_What you should do_
Gather, from the data below, each line in which the word "Outflow" occurs.

-*-

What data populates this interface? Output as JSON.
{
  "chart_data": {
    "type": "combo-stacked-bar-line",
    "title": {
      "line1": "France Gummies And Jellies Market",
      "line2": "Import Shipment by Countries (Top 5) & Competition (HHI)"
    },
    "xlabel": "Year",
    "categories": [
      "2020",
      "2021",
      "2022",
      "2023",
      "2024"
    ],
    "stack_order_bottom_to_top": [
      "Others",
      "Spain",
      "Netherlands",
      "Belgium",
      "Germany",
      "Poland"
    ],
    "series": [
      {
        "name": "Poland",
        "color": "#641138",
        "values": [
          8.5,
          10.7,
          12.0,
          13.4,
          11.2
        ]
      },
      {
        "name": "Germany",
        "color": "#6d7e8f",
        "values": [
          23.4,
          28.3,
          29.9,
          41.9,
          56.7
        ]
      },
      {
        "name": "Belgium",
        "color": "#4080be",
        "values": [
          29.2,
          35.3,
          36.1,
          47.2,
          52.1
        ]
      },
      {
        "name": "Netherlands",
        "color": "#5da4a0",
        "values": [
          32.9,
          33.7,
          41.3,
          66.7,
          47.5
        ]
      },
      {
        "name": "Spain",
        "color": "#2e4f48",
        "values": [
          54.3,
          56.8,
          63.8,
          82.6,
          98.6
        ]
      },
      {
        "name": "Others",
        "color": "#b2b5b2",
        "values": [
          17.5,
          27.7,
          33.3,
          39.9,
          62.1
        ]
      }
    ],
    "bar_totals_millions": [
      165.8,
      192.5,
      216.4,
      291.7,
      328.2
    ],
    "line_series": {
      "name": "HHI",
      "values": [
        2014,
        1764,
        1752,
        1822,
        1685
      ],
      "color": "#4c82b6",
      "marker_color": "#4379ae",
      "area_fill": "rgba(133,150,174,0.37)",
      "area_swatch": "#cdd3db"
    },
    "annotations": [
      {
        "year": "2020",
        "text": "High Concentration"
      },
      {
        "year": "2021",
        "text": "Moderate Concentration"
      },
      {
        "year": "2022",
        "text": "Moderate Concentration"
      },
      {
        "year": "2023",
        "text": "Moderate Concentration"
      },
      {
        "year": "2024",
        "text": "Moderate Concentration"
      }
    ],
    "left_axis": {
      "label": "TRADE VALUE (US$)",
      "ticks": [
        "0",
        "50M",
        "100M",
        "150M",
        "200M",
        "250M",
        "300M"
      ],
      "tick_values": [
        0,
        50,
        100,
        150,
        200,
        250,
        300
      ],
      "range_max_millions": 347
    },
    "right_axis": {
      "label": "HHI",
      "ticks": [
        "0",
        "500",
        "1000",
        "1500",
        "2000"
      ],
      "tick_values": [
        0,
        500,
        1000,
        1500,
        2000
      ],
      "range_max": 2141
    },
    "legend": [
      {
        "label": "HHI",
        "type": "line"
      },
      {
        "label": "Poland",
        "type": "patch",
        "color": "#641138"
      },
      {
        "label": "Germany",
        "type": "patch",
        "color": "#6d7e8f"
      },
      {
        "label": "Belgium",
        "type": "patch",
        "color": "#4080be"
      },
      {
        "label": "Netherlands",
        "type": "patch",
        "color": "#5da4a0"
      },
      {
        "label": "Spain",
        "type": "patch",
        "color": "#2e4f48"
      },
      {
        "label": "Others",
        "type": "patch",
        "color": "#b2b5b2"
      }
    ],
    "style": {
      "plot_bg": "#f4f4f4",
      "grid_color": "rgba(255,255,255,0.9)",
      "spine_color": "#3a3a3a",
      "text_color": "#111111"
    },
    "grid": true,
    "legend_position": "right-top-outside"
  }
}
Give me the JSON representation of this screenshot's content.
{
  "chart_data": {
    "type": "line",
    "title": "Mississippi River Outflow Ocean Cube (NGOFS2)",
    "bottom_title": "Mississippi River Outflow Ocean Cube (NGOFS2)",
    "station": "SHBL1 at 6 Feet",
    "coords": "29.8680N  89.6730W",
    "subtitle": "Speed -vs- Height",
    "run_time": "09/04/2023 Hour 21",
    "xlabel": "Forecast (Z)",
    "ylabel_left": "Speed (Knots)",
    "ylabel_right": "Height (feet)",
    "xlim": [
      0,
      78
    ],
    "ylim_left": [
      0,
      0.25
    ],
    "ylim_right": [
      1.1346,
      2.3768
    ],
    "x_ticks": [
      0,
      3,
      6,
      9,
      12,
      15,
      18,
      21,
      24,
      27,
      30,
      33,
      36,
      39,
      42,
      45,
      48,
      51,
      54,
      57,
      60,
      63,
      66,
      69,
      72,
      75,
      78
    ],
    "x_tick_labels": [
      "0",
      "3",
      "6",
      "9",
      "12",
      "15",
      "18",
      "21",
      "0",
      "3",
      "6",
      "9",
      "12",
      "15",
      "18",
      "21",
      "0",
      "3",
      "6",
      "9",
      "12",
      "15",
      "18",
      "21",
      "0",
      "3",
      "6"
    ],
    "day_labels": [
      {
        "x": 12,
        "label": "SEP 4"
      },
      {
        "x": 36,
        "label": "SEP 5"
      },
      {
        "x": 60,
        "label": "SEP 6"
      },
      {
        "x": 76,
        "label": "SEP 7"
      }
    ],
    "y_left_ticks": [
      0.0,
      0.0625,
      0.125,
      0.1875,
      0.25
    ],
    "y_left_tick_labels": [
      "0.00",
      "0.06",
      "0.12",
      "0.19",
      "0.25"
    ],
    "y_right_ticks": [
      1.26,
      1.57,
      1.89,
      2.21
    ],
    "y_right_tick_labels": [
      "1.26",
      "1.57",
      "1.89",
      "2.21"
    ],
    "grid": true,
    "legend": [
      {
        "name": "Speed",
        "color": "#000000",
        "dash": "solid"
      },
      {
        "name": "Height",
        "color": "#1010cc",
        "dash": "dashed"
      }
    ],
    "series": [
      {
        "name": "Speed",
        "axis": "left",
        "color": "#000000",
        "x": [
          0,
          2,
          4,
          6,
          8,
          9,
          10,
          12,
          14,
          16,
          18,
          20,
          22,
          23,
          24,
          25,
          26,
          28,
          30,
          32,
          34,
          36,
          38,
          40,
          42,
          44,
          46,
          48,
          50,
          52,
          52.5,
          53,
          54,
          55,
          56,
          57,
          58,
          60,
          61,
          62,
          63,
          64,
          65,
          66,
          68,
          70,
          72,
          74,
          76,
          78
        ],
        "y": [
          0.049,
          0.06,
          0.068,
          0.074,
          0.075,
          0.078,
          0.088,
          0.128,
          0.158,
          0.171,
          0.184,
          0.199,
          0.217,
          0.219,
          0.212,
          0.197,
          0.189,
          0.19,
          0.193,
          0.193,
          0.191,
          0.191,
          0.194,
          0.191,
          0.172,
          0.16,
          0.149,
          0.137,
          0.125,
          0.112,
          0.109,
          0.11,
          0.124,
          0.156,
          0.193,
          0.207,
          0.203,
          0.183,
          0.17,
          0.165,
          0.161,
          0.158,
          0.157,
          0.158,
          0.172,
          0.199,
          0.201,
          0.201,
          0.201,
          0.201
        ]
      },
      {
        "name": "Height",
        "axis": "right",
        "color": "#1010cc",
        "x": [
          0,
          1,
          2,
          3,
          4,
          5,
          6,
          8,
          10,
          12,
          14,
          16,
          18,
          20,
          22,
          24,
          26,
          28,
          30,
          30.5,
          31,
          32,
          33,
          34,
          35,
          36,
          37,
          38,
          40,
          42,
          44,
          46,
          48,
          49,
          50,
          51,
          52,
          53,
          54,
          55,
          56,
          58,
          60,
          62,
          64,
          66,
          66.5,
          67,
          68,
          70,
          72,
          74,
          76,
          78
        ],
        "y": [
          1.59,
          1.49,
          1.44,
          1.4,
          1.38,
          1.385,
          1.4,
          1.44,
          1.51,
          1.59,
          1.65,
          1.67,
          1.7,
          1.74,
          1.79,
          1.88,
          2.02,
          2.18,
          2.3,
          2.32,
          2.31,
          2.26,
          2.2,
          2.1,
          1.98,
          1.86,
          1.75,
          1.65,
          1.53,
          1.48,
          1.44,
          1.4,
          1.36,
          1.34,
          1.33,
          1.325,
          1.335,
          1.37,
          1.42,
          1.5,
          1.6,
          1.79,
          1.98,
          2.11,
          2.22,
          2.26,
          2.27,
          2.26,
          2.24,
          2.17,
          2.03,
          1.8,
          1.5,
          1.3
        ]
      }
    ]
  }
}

-*-

_The answer_
    "title": "Mississippi River Outflow Ocean Cube (NGOFS2)",
    "bottom_title": "Mississippi River Outflow Ocean Cube (NGOFS2)",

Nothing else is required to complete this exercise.